**Work to do:**
**a)** Using the thread on integrating Boole, decide whether each statement below agrees with it: (i) with the assumption -1 < x < 0, the integral yields a meaningful result; (ii) with the assumption -1 < x < 1, the integral is evaluated; (iii) with the assumption -1 < x < Infinity, the integral fails. For each, answer yes or no and quote the words of the thread that decide it.
**b)** Transcribe the passage of the thread on integrating Boole starting with "(* Integrate[Boole[u^2 +" and going on through "- ArcCos[x] *)".

**Text passage:**
◆ ◆ ◆ ◆ ◆ ◆ ◆
# Illogical failures of symbolic integration over Boole

Is there a way to work around integration over Boole being mysteriously flaky like examples show below? Is there a meaningful explanation for this behaviour?

First, rather obvious integral stays unevaluated:

Integrate[Boole[u^2 + v^2 < 1], {u,-1,1}, {v,-1,x}, Assumptions -> -1 < x < 1]

(* Integrate[Boole[u^2 + v^2 < 1], {u,-1,1}, {v,-1,x}, Assumptions -> -1 < x < 1] *)


While the following succeeds to produce a meaningful result:

Integrate[Boole[u^2 + v^2 < 1], {u,-1,1}, {v,-1,x}, Assumptions -> -1 < x < 0]

(* Pi + x Sqrt[1 - x^2] - ArcCos[x] *)


Why this succeeds particularly puzzles me, when the first one fails:

Integrate[Boole[u^2 + v^2 < 1], {u,-1,1}, {v,-1,x},
Assumptions -> -1 < x < Infinity] // FullSimplify

(* Pi + x Sqrt[1 - x^2] - ArcCos[x]             x <= 0
Pi                                           x >= 1
x Sqrt[1 - x^2] + ArcCos[x] + 2 ArcSin[x]    True *)
◆ ◆ ◆ ◆ ◆ ◆ ◆
**Data section:**
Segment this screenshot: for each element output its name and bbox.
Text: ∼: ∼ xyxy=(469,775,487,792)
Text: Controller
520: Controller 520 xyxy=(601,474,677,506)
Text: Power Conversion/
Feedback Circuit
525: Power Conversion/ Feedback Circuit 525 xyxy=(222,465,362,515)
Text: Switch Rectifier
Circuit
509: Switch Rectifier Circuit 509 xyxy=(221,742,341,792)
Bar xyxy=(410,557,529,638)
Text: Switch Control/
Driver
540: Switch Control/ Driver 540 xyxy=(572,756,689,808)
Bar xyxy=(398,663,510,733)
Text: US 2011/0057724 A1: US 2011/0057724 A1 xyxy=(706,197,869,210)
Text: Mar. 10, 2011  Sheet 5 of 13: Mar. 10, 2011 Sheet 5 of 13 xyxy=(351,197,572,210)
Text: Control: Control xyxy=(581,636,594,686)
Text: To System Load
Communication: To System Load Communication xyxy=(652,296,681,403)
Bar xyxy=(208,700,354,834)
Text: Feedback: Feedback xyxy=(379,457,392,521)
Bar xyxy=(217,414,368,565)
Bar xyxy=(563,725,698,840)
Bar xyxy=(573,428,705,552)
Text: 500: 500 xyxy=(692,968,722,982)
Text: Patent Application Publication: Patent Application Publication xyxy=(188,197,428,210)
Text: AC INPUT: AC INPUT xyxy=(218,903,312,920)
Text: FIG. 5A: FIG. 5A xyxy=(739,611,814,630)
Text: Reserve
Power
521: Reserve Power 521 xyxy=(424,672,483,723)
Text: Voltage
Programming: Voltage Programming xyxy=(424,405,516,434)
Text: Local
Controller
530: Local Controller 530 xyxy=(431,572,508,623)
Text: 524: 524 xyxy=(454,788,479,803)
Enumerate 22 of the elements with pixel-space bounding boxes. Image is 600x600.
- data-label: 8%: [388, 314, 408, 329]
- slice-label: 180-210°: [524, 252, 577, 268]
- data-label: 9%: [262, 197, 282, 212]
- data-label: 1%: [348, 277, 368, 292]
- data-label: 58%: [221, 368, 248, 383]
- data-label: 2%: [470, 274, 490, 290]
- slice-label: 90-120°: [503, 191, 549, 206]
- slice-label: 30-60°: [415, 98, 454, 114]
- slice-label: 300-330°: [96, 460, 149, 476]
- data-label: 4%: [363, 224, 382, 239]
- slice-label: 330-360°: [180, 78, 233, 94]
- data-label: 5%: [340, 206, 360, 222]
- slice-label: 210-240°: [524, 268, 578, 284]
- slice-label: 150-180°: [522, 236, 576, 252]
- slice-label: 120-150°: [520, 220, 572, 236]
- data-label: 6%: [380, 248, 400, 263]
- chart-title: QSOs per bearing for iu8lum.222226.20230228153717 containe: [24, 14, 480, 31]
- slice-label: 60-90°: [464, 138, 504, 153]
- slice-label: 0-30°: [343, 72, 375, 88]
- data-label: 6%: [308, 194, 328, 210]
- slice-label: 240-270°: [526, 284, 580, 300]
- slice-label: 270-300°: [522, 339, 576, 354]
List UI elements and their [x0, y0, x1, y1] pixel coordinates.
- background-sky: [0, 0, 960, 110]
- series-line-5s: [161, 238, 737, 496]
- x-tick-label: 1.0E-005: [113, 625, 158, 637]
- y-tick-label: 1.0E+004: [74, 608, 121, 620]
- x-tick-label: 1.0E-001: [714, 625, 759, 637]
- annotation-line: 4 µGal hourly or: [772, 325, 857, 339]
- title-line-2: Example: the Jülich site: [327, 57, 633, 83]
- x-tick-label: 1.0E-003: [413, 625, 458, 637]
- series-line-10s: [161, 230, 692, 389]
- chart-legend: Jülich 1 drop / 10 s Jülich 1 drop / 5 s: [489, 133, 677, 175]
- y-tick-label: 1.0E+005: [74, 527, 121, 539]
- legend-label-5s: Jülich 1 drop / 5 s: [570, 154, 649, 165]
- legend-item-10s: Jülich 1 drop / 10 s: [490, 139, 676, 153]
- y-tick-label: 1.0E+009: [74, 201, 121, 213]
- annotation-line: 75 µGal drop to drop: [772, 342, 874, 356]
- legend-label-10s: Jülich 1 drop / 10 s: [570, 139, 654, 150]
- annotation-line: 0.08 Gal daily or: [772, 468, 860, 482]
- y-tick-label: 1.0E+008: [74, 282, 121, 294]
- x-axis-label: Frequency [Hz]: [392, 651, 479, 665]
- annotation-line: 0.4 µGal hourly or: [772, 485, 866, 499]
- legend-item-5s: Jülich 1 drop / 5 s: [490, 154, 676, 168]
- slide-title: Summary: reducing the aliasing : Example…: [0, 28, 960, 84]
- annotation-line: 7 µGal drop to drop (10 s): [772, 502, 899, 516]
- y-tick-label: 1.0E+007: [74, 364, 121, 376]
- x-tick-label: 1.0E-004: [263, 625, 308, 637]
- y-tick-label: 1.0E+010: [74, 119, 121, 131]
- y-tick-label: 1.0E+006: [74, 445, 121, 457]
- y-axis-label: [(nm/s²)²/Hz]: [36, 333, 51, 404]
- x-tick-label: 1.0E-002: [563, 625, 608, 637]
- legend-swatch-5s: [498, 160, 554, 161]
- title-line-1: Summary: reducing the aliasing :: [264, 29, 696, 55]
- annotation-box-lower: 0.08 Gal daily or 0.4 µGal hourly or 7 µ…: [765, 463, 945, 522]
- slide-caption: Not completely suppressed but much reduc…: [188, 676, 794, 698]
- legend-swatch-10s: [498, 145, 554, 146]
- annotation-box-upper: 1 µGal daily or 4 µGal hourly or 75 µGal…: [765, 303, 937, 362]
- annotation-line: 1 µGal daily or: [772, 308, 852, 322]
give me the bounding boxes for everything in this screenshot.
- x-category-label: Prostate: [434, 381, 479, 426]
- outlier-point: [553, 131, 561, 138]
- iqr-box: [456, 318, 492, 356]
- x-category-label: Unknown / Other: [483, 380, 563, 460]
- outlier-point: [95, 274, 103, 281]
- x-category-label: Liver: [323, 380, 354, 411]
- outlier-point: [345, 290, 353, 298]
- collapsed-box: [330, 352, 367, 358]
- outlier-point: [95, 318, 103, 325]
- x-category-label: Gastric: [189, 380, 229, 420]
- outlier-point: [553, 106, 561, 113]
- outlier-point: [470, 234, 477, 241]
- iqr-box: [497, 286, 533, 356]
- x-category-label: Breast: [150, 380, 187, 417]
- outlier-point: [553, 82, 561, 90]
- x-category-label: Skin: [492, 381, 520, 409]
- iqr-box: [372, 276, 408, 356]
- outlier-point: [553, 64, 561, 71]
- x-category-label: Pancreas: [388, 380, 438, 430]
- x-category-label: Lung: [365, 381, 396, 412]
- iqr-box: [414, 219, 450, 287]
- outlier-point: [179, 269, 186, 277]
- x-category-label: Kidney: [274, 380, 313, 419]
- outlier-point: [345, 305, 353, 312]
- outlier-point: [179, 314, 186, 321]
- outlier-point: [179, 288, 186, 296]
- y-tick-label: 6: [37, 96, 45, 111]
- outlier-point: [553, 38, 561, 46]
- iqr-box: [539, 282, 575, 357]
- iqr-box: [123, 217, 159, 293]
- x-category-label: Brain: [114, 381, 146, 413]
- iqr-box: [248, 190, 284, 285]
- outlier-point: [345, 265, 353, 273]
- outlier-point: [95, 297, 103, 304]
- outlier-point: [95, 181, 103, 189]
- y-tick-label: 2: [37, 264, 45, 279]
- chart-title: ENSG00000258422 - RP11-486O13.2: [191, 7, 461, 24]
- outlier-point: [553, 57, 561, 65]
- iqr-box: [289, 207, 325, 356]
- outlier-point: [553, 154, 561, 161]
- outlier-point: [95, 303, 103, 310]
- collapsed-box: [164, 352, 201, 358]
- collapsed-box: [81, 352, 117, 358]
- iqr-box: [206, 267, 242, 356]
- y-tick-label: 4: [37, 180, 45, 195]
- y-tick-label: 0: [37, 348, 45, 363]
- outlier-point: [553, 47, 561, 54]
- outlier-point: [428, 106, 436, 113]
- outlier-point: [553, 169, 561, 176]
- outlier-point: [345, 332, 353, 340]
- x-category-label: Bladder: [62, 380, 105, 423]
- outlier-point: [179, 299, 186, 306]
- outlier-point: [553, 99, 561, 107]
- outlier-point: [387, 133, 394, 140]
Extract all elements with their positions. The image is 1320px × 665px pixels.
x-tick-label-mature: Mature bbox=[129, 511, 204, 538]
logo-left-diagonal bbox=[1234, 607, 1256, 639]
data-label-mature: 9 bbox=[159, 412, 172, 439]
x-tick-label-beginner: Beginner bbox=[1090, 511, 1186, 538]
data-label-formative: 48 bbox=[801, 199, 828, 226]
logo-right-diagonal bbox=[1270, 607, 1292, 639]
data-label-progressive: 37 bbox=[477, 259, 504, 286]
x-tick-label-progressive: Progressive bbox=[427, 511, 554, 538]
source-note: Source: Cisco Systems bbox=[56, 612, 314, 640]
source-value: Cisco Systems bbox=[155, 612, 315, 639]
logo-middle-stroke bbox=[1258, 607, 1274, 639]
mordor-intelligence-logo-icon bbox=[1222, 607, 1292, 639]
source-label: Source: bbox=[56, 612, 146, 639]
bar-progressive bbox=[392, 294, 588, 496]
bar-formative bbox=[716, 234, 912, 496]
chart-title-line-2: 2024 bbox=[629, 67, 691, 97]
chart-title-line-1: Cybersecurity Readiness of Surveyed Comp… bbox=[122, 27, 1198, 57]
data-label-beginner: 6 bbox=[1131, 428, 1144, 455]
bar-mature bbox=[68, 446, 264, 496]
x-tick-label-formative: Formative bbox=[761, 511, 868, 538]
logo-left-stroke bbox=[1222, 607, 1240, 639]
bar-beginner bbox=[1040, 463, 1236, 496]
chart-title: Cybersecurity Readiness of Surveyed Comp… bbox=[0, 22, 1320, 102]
◆ ◆ ◆ ◆ ◆ ◆ ◆
**Answers to the tasks:**
**a)**
(i) Yes: "While the following succeeds to produce a meaningful result:"
(ii) No: "First, rather obvious integral stays unevaluated:"
(iii) No: "Why this succeeds particularly puzzles me, when the first one fails:"

**b)**
(* Integrate[Boole[u^2 + v^2 < 1], {u,-1,1}, {v,-1,x}, Assumptions -> -1 < x < 1] *)


While the following succeeds to produce a meaningful result:

Integrate[Boole[u^2 + v^2 < 1], {u,-1,1}, {v,-1,x}, Assumptions -> -1 < x < 0]

(* Pi + x Sqrt[1 - x^2] - ArcCos[x] *)